Start

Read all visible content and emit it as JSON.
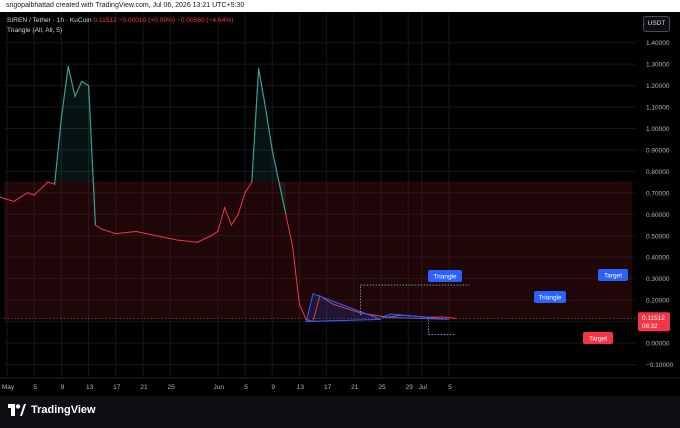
{
  "header": {
    "credit": "srigopalbhattad created with TradingView.com, Jul 06, 2026 13:21 UTC+5:30"
  },
  "legend": {
    "symbol_line": "SIREN / Tether · 1h · KuCoin",
    "price_values": "0.11512 −0.00010 (+0.09%)  −0.00560 (−4.64%)",
    "indicator_line": "Triangle (All, All, 5)"
  },
  "price_axis": {
    "unit_button": "USDT",
    "ticks": [
      "1.40000",
      "1.30000",
      "1.20000",
      "1.10000",
      "1.00000",
      "0.90000",
      "0.80000",
      "0.70000",
      "0.60000",
      "0.50000",
      "0.40000",
      "0.30000",
      "0.20000",
      "0.10000",
      "0.00000",
      "−0.10000"
    ],
    "last_price_label": "0.11512",
    "countdown_label": "08:32"
  },
  "time_axis": {
    "ticks": [
      "May",
      "5",
      "9",
      "13",
      "17",
      "21",
      "25",
      "Jun",
      "5",
      "9",
      "13",
      "17",
      "21",
      "25",
      "29",
      "Jul",
      "5"
    ]
  },
  "annotations": {
    "triangle_label_1": "Triangle",
    "triangle_label_2": "Triangle",
    "target_label_upper": "Target",
    "target_label_lower": "Target"
  },
  "footer": {
    "brand_name": "TradingView"
  },
  "colors": {
    "up": "#26a69a",
    "down": "#f23645",
    "label_blue": "#2962ff",
    "background": "#000000"
  },
  "chart_data": {
    "type": "line",
    "title": "SIREN / Tether · 1h · KuCoin",
    "xlabel": "",
    "ylabel": "",
    "ylim": [
      -0.15,
      1.45
    ],
    "x": [
      "Apr 30",
      "May 2",
      "May 4",
      "May 5",
      "May 6",
      "May 7",
      "May 8",
      "May 9",
      "May 10",
      "May 11",
      "May 12",
      "May 13",
      "May 14",
      "May 15",
      "May 17",
      "May 20",
      "May 23",
      "May 26",
      "May 29",
      "May 31",
      "Jun 1",
      "Jun 2",
      "Jun 3",
      "Jun 4",
      "Jun 5",
      "Jun 6",
      "Jun 7",
      "Jun 8",
      "Jun 9",
      "Jun 10",
      "Jun 11",
      "Jun 12",
      "Jun 13",
      "Jun 14",
      "Jun 15",
      "Jun 16",
      "Jun 18",
      "Jun 20",
      "Jun 22",
      "Jun 24",
      "Jun 26",
      "Jun 28",
      "Jun 30",
      "Jul 2",
      "Jul 4",
      "Jul 6"
    ],
    "series": [
      {
        "values": [
          0.68,
          0.66,
          0.7,
          0.69,
          0.72,
          0.75,
          0.74,
          1.05,
          1.29,
          1.15,
          1.22,
          1.2,
          0.55,
          0.53,
          0.51,
          0.52,
          0.5,
          0.48,
          0.47,
          0.5,
          0.52,
          0.63,
          0.55,
          0.6,
          0.7,
          0.75,
          1.28,
          1.1,
          0.9,
          0.75,
          0.6,
          0.45,
          0.18,
          0.11,
          0.1,
          0.22,
          0.18,
          0.16,
          0.14,
          0.13,
          0.12,
          0.13,
          0.125,
          0.12,
          0.121,
          0.115
        ]
      }
    ],
    "bands": {
      "resistance_top": 0.75,
      "resistance_bottom": 0.115
    },
    "triangle_1": {
      "start": [
        "Jun 14",
        0.1
      ],
      "apex_top": [
        "Jun 15",
        0.23
      ],
      "end": [
        "Jun 25",
        0.11
      ]
    },
    "triangle_2": {
      "start": [
        "Jun 25",
        0.12
      ],
      "end": [
        "Jul 5",
        0.11
      ]
    },
    "target_upper": 0.27,
    "target_lower": 0.04,
    "last_price": 0.11512
  }
}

End

Exercise goal: Output every entry verbatim. Pictures do not belong in the copy.

Problem solution:
Read all visible content and emit it as JSON.
{
  "header": {
    "credit": "srigopalbhattad created with TradingView.com, Jul 06, 2026 13:21 UTC+5:30"
  },
  "legend": {
    "symbol_line": "SIREN / Tether · 1h · KuCoin",
    "price_values": "0.11512 −0.00010 (+0.09%)  −0.00560 (−4.64%)",
    "indicator_line": "Triangle (All, All, 5)"
  },
  "price_axis": {
    "unit_button": "USDT",
    "ticks": [
      "1.40000",
      "1.30000",
      "1.20000",
      "1.10000",
      "1.00000",
      "0.90000",
      "0.80000",
      "0.70000",
      "0.60000",
      "0.50000",
      "0.40000",
      "0.30000",
      "0.20000",
      "0.10000",
      "0.00000",
      "−0.10000"
    ],
    "last_price_label": "0.11512",
    "countdown_label": "08:32"
  },
  "time_axis": {
    "ticks": [
      "May",
      "5",
      "9",
      "13",
      "17",
      "21",
      "25",
      "Jun",
      "5",
      "9",
      "13",
      "17",
      "21",
      "25",
      "29",
      "Jul",
      "5"
    ]
  },
  "annotations": {
    "triangle_label_1": "Triangle",
    "triangle_label_2": "Triangle",
    "target_label_upper": "Target",
    "target_label_lower": "Target"
  },
  "footer": {
    "brand_name": "TradingView"
  },
  "colors": {
    "up": "#26a69a",
    "down": "#f23645",
    "label_blue": "#2962ff",
    "background": "#000000"
  },
  "chart_data": {
    "type": "line",
    "title": "SIREN / Tether · 1h · KuCoin",
    "xlabel": "",
    "ylabel": "",
    "ylim": [
      -0.15,
      1.45
    ],
    "x": [
      "Apr 30",
      "May 2",
      "May 4",
      "May 5",
      "May 6",
      "May 7",
      "May 8",
      "May 9",
      "May 10",
      "May 11",
      "May 12",
      "May 13",
      "May 14",
      "May 15",
      "May 17",
      "May 20",
      "May 23",
      "May 26",
      "May 29",
      "May 31",
      "Jun 1",
      "Jun 2",
      "Jun 3",
      "Jun 4",
      "Jun 5",
      "Jun 6",
      "Jun 7",
      "Jun 8",
      "Jun 9",
      "Jun 10",
      "Jun 11",
      "Jun 12",
      "Jun 13",
      "Jun 14",
      "Jun 15",
      "Jun 16",
      "Jun 18",
      "Jun 20",
      "Jun 22",
      "Jun 24",
      "Jun 26",
      "Jun 28",
      "Jun 30",
      "Jul 2",
      "Jul 4",
      "Jul 6"
    ],
    "series": [
      {
        "values": [
          0.68,
          0.66,
          0.7,
          0.69,
          0.72,
          0.75,
          0.74,
          1.05,
          1.29,
          1.15,
          1.22,
          1.2,
          0.55,
          0.53,
          0.51,
          0.52,
          0.5,
          0.48,
          0.47,
          0.5,
          0.52,
          0.63,
          0.55,
          0.6,
          0.7,
          0.75,
          1.28,
          1.1,
          0.9,
          0.75,
          0.6,
          0.45,
          0.18,
          0.11,
          0.1,
          0.22,
          0.18,
          0.16,
          0.14,
          0.13,
          0.12,
          0.13,
          0.125,
          0.12,
          0.121,
          0.115
        ]
      }
    ],
    "bands": {
      "resistance_top": 0.75,
      "resistance_bottom": 0.115
    },
    "triangle_1": {
      "start": [
        "Jun 14",
        0.1
      ],
      "apex_top": [
        "Jun 15",
        0.23
      ],
      "end": [
        "Jun 25",
        0.11
      ]
    },
    "triangle_2": {
      "start": [
        "Jun 25",
        0.12
      ],
      "end": [
        "Jul 5",
        0.11
      ]
    },
    "target_upper": 0.27,
    "target_lower": 0.04,
    "last_price": 0.11512
  }
}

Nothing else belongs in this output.